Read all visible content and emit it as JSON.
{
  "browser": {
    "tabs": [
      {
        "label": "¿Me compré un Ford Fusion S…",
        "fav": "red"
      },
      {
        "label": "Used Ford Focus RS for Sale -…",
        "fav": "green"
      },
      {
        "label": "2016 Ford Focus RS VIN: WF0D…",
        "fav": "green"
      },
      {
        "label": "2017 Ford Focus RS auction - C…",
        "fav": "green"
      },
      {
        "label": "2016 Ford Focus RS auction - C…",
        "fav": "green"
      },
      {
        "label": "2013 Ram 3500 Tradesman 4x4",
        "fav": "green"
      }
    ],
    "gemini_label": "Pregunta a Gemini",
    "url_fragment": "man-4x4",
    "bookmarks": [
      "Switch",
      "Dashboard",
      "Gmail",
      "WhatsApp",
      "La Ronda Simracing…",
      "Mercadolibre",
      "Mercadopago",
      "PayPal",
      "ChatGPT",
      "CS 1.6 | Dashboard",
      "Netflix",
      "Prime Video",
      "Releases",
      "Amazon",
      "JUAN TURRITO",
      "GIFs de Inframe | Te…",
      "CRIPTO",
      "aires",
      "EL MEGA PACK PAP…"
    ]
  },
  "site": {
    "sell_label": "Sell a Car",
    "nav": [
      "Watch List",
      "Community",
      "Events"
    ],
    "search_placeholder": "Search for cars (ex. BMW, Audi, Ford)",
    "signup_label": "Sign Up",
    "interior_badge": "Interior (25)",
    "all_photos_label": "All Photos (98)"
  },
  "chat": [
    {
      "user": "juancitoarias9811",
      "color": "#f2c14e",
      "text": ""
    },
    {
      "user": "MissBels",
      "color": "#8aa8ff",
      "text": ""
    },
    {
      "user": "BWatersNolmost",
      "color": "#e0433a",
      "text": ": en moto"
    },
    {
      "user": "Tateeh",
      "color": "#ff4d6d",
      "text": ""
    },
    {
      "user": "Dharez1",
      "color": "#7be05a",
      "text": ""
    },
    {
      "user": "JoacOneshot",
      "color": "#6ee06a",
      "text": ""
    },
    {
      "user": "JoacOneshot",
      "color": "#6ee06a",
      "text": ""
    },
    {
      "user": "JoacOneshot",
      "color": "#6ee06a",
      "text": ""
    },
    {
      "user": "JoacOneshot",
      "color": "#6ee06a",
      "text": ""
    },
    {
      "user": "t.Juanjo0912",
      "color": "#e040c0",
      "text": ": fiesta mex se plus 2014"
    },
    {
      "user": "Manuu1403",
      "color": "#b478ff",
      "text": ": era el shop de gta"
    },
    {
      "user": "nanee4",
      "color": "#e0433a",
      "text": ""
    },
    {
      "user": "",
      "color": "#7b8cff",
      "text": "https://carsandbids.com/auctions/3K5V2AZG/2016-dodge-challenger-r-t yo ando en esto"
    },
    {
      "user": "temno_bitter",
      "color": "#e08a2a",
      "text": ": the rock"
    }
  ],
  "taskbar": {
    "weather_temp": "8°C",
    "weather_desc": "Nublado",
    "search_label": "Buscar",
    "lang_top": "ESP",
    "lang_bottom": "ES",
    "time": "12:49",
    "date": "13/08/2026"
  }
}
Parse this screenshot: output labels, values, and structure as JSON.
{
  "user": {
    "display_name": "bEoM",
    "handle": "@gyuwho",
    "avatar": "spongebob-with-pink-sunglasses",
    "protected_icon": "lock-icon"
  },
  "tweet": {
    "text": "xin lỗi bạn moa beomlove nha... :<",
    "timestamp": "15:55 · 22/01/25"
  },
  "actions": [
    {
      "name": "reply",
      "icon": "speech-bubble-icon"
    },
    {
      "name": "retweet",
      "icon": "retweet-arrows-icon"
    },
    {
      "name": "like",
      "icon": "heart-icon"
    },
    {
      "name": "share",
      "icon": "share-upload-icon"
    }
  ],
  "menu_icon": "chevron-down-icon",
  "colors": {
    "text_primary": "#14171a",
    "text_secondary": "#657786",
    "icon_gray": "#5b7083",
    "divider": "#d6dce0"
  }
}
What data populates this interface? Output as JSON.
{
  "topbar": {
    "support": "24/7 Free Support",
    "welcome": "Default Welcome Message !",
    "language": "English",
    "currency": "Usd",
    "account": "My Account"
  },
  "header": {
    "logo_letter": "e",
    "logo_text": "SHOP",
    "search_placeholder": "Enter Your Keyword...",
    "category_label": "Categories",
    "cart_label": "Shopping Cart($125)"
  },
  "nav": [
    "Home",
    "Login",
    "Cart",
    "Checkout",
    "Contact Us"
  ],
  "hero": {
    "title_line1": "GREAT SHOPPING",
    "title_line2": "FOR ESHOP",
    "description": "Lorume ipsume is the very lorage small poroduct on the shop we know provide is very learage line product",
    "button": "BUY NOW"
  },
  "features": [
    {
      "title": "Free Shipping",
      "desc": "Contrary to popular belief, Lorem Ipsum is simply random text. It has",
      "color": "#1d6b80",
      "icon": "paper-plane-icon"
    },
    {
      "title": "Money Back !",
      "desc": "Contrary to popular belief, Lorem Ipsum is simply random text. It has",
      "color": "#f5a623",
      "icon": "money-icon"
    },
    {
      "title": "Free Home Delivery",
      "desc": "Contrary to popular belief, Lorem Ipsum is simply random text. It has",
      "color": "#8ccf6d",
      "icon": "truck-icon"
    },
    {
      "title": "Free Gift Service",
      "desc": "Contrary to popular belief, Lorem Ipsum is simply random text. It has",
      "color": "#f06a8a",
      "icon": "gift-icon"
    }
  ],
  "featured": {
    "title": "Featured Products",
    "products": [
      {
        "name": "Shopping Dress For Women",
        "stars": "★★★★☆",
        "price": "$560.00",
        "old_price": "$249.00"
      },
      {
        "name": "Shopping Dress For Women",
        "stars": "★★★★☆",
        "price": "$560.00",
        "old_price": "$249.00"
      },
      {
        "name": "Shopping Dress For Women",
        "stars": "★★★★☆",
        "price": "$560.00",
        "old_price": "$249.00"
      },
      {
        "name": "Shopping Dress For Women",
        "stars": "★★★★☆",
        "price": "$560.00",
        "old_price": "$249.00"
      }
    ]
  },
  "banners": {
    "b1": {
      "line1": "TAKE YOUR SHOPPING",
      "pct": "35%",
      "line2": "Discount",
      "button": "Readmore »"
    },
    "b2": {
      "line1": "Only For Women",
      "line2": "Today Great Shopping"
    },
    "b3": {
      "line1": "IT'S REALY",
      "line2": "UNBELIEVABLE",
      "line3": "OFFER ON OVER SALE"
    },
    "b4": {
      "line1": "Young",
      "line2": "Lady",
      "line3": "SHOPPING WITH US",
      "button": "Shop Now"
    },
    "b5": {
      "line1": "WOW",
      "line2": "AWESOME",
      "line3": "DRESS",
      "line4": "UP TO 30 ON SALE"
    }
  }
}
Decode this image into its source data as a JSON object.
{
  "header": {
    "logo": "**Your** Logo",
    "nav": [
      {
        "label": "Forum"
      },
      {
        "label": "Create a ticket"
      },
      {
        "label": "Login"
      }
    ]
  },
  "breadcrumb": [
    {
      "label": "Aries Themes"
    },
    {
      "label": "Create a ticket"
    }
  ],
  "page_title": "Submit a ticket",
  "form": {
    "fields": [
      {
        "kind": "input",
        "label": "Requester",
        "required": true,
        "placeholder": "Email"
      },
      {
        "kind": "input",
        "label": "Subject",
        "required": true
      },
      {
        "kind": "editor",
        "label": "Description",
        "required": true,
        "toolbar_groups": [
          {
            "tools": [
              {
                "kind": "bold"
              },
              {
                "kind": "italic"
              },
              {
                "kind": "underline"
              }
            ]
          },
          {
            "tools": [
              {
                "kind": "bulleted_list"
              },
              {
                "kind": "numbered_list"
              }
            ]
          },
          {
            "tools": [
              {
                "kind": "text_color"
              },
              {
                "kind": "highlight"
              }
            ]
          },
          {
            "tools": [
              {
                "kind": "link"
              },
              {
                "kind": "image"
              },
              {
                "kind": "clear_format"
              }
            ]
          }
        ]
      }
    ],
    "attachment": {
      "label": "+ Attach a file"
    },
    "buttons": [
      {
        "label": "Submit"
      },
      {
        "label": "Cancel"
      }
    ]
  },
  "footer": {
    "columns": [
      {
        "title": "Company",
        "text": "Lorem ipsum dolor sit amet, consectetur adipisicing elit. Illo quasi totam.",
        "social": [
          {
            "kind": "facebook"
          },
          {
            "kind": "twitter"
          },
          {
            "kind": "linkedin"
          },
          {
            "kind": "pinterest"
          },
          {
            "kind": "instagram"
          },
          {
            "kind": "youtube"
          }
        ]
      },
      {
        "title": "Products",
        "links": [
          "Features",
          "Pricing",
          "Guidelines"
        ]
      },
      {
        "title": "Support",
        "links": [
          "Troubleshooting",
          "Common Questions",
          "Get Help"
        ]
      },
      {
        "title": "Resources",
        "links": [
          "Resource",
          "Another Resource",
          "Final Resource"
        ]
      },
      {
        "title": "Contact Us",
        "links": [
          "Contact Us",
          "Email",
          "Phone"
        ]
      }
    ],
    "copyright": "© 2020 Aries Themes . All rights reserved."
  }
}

» TASK DETAILS: For each line above that contains the word "Create", copy that line.

» TASK RESPONSE:
        "label": "Create a ticket"
      "label": "Create a ticket"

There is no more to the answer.